Trecho transcrito:
Suíno

Santa Catarina mantém liderança na suinocultura brasileira e projeta crescimento em 2026

Estado lidera produção e exportações, mas setor alerta para desafios logísticos, tributários e regulatórios


Publicado em: 16/01/2026 às 09:30hs

Santa Catarina mantém liderança na suinocultura brasileira e projeta crescimento em 2026
Suinocultura catarinense consolida posição de destaque

Santa Catarina reafirmou em 2025 seu papel como maior produtor e exportador de carne suína do Brasil, sendo responsável por cerca de 25% do PIB estadual do agronegócio. O desempenho coloca o setor como estratégico para a economia local e para o fortalecimento da cadeia produtiva nacional.

Segundo José Antônio Ribas Júnior, presidente do Sindicato das Indústrias da Carne e Derivados de Santa Catarina (Sindicarne), a liderança catarinense é evidente: o estado respondeu por 51,2% do volume exportado e 51,9% da receita total do país, com principais destinos sendo Japão, Filipinas, China, México e Chile.

Em 2025, a produção cresceu 5,9% em relação a 2024, gerando a maior receita histórica do setor, com alta de 12,5%, apesar do aumento de 6,1% nos custos de produção.

Perspectivas nacionais e crescimento das exportações

No cenário nacional, a produção de carne suína do Brasil deve alcançar 5,550 milhões de toneladas em 2025, crescimento de 4,6% em relação a 2024. Para 2026, a expectativa é de 5,7 milhões de toneladas, avanço de 2,7%.

Enunciado 1: Segundo o texto sobre a suinocultura catarinense, quanto cresceu a produção de Santa Catarina em 2025 em relação a 2024?
Enunciado 2: Retome o texto sobre a suinocultura catarinense e dê continuidade a ele a partir da última frase apresentada.
A listagem não tem relação com o texto sobre a suinocultura catarinense.

Dados fornecidos:
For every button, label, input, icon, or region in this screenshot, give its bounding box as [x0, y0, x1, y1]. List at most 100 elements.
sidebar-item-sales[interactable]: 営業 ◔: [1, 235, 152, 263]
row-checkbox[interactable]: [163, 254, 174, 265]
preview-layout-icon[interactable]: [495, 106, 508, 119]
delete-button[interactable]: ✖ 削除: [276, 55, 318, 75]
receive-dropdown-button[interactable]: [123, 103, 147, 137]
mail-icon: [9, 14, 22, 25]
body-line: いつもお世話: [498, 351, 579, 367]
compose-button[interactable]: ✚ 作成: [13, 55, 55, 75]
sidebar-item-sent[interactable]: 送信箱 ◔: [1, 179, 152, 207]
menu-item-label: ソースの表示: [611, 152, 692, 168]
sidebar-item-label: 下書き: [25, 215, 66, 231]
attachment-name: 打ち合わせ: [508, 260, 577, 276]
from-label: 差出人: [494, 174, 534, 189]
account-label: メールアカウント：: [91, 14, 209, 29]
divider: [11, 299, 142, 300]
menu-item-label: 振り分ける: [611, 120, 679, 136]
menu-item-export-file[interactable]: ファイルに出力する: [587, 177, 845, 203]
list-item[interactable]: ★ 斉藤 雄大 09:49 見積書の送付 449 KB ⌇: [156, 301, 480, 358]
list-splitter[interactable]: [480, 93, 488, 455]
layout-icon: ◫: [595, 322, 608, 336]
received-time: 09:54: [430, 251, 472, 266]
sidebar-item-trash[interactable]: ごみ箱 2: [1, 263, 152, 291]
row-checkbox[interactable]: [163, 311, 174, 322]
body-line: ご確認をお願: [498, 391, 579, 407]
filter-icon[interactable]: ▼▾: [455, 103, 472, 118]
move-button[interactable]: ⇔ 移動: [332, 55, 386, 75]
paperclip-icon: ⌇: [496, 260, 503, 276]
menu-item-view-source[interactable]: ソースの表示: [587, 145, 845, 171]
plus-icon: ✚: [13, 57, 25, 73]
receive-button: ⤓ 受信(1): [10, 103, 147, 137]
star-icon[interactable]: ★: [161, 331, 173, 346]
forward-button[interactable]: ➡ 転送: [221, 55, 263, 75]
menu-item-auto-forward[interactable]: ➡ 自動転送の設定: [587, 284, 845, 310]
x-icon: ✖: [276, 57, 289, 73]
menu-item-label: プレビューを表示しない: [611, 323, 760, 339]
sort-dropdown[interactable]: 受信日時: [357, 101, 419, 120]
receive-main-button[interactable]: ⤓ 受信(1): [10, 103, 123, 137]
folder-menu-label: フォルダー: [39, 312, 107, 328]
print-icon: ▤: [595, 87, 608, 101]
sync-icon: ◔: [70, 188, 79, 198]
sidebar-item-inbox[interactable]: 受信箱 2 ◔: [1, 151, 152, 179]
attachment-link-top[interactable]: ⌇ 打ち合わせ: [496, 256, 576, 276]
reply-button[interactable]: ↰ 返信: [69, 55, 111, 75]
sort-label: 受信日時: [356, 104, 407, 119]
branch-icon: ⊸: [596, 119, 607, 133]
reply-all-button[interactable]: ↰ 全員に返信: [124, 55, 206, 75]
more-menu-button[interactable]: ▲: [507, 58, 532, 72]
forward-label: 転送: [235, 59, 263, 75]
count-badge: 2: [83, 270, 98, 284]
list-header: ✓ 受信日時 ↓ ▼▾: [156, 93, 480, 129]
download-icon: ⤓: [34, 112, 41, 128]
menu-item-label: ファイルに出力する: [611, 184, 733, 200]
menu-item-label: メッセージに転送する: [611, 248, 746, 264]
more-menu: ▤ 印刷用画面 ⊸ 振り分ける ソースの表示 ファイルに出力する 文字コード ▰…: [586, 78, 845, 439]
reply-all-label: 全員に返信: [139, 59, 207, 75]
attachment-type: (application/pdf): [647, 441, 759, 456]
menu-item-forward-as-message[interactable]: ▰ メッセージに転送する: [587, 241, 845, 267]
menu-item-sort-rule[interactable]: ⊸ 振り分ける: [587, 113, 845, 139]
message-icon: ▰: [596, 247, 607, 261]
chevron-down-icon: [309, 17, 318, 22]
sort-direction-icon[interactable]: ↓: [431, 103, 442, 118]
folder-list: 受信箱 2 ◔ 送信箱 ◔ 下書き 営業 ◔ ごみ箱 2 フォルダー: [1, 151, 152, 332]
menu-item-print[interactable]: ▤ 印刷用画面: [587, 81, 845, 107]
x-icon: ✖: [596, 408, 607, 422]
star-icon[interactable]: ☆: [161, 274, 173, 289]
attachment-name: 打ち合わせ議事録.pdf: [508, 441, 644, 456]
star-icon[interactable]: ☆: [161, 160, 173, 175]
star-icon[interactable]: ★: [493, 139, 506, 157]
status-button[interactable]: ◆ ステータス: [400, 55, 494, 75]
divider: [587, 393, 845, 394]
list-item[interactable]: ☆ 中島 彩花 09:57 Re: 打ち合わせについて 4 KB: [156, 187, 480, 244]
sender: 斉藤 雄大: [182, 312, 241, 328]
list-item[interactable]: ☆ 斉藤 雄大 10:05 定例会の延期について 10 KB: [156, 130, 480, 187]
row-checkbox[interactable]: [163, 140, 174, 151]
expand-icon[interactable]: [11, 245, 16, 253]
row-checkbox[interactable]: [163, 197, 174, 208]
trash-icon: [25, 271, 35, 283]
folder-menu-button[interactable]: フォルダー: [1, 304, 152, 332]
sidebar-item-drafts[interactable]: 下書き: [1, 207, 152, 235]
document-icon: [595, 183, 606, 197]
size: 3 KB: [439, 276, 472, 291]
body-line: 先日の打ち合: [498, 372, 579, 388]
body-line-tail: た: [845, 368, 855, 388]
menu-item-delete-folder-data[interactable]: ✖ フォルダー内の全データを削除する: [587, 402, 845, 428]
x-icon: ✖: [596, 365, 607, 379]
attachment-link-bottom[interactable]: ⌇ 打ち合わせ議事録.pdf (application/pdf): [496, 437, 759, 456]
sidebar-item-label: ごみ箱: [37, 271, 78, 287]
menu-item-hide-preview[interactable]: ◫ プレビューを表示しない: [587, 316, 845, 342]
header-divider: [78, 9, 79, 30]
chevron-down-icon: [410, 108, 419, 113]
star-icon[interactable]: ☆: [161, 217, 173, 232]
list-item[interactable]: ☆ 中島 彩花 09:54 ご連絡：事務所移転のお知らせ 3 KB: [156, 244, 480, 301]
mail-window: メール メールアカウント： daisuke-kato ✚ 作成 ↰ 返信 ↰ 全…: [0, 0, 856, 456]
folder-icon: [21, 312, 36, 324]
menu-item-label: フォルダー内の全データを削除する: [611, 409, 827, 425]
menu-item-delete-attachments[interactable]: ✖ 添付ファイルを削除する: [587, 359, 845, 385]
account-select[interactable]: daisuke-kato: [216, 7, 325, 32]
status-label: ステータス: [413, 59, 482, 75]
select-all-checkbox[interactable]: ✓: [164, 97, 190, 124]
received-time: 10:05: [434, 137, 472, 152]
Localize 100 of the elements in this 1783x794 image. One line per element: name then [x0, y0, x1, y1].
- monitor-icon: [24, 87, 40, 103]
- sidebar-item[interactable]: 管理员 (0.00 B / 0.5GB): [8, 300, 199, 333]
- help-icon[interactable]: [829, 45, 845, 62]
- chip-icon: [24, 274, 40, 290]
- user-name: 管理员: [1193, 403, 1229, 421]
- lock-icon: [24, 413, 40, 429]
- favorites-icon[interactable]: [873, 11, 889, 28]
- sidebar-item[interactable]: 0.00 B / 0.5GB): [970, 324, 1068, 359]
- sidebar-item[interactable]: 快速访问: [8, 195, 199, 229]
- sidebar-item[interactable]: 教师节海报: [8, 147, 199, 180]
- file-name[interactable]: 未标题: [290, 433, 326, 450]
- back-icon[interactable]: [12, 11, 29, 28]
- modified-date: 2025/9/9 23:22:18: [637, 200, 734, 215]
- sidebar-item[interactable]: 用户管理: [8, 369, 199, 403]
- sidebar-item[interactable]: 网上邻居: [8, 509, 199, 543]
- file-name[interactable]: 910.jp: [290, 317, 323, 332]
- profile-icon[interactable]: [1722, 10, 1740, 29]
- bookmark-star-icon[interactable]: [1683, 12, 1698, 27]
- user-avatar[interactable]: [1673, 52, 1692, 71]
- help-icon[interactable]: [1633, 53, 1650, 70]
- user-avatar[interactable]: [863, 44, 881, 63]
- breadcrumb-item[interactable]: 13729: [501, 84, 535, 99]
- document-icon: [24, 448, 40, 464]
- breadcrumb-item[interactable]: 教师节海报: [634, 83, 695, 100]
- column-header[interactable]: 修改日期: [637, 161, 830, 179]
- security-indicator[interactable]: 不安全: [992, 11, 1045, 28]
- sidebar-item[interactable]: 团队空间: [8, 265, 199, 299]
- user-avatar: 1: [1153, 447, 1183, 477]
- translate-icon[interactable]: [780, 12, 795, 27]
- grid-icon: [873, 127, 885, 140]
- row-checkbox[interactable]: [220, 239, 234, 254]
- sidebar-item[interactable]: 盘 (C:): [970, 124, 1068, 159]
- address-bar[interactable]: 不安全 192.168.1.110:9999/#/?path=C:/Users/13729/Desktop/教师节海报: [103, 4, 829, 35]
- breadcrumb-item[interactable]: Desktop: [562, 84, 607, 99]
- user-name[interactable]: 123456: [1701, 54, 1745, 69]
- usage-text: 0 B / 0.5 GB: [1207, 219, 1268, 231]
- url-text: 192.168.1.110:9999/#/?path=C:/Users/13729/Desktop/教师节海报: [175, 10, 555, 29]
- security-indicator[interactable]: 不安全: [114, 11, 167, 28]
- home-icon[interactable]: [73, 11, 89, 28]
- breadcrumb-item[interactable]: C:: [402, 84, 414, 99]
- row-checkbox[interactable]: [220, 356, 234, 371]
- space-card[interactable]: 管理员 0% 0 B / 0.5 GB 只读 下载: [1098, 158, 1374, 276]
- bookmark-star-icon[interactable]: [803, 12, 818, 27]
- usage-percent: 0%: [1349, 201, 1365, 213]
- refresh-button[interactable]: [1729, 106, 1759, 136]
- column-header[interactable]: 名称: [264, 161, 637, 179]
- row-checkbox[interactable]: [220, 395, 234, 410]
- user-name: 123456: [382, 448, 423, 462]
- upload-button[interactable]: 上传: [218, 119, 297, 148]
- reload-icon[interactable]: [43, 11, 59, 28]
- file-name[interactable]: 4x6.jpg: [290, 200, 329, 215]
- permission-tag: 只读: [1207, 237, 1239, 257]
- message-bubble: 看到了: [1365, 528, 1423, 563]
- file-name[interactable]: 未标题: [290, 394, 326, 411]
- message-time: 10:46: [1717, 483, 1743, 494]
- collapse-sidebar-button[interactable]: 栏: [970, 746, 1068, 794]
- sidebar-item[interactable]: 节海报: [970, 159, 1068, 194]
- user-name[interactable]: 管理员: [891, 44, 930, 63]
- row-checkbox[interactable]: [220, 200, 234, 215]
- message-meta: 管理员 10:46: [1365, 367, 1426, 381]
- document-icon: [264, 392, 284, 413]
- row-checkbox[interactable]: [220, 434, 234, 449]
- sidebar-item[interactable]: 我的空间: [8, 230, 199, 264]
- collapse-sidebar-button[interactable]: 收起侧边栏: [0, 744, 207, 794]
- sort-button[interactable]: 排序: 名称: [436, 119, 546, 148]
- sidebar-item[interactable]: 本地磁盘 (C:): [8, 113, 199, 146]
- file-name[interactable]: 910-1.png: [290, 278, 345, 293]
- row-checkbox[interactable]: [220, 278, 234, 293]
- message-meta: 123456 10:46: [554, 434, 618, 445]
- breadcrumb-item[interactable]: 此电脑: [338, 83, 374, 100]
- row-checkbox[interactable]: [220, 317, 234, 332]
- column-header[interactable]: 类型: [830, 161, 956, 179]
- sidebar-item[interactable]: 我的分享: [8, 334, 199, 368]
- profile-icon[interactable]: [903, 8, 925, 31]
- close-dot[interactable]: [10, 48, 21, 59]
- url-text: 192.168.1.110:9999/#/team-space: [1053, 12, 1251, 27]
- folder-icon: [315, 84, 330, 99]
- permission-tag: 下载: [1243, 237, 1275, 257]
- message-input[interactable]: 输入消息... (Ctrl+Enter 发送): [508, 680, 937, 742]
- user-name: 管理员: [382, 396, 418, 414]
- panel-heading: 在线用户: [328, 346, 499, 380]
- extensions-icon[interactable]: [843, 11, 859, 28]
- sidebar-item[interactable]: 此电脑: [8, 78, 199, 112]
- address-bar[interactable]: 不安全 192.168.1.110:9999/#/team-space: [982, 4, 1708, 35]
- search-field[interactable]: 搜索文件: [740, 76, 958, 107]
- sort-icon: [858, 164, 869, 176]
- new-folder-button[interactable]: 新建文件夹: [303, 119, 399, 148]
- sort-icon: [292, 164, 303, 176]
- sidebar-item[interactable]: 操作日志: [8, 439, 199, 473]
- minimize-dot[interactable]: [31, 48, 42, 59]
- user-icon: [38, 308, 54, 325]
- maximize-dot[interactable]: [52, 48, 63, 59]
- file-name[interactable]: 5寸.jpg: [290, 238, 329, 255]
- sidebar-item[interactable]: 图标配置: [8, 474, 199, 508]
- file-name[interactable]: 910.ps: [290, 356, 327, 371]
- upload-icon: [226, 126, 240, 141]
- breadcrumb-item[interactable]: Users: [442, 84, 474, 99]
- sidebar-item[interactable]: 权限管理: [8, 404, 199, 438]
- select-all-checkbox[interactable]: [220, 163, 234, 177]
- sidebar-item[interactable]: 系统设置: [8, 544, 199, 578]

Resposta 1: A produção cresceu 5,9%.

Resposta 2:
De acordo com a ABPA (Associação Brasileira de Proteína Animal), as exportações brasileiras devem somar 1,49 milhão de toneladas em 2025, aumento de 10% sobre 2024, podendo chegar a 1,55 milhão de toneladas em 2026, alta de 4%.

Ribas destacou que o setor garante o abastecimento interno e exporta o excedente. A disponibilidade interna projetada para 2025 é de 4,06 milhões de toneladas, com crescimento de 2,7%. Em 2026, a expectativa é de 4,15 milhões de toneladas, com consumo per capita estimado em 19,5 kg/habitante/ano, ante 19 kg em 2025.

Desafios logísticos, tributários e sanitários

Apesar do cenário positivo, o setor enfrenta desafios estruturais. Entre eles estão:

  • Carga tributária elevada e excesso de regulamentações.
  • Infraestrutura deficiente, incluindo rodovias, ferrovias, portos e aeroportos.
  • Necessidade de ampliação do abastecimento de água e energia elétrica e construção de gasodutos industriais.

Garantia do status sanitário, diante do surgimento de casos de peste suína africana (PSA) na Europa, que podem abrir novas oportunidades de exportação.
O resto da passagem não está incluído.